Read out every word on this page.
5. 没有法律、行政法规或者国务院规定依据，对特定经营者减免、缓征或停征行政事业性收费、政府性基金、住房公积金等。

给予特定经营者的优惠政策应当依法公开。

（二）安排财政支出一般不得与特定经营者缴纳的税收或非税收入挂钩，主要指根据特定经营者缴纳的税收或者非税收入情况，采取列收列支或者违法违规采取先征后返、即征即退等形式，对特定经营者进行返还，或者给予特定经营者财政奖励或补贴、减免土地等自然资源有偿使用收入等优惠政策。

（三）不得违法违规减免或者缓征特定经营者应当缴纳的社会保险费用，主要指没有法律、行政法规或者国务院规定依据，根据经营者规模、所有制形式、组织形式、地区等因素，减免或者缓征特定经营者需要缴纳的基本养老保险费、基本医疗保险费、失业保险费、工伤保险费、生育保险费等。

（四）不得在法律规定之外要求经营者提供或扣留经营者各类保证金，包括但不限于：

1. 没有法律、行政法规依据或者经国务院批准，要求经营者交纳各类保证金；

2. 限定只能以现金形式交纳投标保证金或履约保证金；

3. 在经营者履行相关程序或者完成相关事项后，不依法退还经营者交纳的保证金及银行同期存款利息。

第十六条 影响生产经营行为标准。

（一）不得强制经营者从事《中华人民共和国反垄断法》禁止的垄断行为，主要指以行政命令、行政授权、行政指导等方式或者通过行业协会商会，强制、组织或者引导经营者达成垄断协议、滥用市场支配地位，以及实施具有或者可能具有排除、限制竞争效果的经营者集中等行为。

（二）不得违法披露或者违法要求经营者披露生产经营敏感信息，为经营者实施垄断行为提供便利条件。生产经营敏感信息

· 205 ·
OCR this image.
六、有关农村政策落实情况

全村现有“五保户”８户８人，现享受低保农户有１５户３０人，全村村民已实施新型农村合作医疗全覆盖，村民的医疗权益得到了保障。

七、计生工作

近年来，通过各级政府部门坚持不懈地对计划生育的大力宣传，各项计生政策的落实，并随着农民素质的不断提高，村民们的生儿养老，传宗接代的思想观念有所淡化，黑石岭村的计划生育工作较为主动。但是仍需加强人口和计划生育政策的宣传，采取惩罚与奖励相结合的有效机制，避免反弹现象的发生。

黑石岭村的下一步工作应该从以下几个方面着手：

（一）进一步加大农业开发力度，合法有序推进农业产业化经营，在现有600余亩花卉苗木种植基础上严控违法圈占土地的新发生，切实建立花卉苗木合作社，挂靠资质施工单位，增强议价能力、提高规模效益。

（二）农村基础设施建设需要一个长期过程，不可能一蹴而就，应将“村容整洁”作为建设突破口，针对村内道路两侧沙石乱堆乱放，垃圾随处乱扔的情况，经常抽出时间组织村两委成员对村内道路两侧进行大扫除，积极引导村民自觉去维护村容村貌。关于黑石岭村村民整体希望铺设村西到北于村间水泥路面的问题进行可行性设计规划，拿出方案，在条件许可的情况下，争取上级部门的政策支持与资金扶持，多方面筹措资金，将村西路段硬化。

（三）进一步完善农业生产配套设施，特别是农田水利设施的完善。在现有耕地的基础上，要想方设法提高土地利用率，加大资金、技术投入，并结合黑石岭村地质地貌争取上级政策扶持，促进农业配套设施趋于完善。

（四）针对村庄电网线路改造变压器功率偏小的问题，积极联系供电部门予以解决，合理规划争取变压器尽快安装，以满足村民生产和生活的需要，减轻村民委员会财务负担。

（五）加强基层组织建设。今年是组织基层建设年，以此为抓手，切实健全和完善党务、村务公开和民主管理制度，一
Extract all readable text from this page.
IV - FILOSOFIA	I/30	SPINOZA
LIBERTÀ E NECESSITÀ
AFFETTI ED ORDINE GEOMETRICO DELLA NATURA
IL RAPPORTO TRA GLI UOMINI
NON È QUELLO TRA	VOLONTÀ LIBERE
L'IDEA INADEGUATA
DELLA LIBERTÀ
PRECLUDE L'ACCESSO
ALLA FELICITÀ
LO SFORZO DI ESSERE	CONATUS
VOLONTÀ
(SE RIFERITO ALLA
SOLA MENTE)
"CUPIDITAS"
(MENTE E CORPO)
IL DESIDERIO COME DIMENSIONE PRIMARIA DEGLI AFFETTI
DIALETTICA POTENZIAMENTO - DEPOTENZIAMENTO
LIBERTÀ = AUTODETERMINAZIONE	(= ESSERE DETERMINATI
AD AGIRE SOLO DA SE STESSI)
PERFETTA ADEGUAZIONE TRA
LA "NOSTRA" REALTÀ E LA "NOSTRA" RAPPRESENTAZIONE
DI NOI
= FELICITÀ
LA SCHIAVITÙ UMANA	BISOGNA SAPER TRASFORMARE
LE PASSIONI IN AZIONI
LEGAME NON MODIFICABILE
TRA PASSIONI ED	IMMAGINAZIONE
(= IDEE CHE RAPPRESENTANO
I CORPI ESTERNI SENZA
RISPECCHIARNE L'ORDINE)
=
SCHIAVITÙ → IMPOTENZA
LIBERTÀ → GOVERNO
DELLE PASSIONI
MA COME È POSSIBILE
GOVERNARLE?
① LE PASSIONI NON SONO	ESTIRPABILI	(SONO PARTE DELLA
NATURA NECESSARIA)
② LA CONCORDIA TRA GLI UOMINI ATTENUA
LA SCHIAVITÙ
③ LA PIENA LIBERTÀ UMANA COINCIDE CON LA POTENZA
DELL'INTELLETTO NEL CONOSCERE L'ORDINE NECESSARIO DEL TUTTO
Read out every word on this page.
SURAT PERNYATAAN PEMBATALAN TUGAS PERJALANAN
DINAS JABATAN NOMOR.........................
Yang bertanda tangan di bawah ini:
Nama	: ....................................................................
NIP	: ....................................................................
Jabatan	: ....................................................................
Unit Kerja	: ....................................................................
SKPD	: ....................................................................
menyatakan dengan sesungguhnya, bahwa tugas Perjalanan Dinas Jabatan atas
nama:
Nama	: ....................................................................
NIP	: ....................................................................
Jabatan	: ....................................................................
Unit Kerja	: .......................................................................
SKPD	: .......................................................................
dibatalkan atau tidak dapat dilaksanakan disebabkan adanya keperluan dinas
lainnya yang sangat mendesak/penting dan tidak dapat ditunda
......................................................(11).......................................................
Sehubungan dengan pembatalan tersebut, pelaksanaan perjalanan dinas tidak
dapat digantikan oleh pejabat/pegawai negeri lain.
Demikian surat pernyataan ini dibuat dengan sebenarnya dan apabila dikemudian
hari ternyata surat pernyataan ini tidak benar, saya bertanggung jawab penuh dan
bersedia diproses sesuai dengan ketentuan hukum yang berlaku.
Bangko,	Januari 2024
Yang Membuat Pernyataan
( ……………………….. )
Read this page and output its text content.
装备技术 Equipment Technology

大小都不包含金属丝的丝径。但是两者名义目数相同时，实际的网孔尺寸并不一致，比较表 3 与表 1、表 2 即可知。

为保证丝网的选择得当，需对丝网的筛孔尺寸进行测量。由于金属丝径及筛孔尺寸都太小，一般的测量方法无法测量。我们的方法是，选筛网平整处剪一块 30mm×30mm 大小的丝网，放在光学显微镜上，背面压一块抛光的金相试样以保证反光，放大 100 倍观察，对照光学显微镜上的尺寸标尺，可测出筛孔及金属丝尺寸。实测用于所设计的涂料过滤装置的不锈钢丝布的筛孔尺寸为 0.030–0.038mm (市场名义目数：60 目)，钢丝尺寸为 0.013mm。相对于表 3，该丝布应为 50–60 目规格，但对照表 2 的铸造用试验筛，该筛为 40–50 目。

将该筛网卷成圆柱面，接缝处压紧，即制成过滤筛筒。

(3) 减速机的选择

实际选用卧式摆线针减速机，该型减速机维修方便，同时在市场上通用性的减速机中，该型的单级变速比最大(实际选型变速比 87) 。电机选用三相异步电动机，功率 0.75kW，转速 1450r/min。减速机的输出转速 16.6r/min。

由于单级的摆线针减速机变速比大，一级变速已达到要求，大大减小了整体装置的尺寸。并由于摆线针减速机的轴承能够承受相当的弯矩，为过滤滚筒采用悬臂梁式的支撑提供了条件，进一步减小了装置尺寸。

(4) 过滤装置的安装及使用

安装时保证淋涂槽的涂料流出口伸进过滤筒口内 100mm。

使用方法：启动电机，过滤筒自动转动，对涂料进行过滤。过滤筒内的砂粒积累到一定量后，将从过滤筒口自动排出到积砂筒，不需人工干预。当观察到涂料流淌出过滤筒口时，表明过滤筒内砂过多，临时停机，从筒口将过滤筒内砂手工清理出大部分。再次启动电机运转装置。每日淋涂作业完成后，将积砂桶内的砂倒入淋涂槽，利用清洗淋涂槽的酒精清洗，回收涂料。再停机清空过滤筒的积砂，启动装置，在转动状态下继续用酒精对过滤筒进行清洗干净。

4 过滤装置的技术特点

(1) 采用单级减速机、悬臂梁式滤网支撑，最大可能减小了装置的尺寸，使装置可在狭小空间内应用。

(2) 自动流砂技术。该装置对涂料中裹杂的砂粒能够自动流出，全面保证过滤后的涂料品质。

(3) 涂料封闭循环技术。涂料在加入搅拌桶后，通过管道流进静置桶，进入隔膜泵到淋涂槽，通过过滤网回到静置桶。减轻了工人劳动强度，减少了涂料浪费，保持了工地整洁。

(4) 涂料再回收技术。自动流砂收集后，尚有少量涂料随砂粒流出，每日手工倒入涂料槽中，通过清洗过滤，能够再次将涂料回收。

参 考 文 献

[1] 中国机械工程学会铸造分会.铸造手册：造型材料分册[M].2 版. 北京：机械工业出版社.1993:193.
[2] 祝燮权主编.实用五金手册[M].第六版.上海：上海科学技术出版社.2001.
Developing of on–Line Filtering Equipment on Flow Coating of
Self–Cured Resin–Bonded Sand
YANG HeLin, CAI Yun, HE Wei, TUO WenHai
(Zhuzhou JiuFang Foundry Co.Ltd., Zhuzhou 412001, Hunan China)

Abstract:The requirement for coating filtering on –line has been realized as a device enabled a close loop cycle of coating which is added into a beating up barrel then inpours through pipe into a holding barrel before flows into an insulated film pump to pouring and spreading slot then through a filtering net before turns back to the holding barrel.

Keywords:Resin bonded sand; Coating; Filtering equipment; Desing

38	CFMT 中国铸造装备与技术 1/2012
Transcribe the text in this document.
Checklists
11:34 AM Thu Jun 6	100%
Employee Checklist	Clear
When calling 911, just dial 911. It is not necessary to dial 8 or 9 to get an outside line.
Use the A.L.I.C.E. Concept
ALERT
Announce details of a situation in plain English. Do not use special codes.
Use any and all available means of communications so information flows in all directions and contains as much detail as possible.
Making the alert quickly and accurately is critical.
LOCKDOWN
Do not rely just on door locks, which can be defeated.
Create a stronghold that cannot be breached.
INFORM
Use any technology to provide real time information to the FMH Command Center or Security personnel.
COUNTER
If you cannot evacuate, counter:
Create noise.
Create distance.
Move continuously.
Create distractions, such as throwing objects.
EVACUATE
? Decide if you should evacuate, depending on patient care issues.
---*---
* [Objective] Copy all lines from the data that hold the word "Create".

* [Complete output]
Create a stronghold that cannot be breached.
Create noise.
Create distance.
Create distractions, such as throwing objects.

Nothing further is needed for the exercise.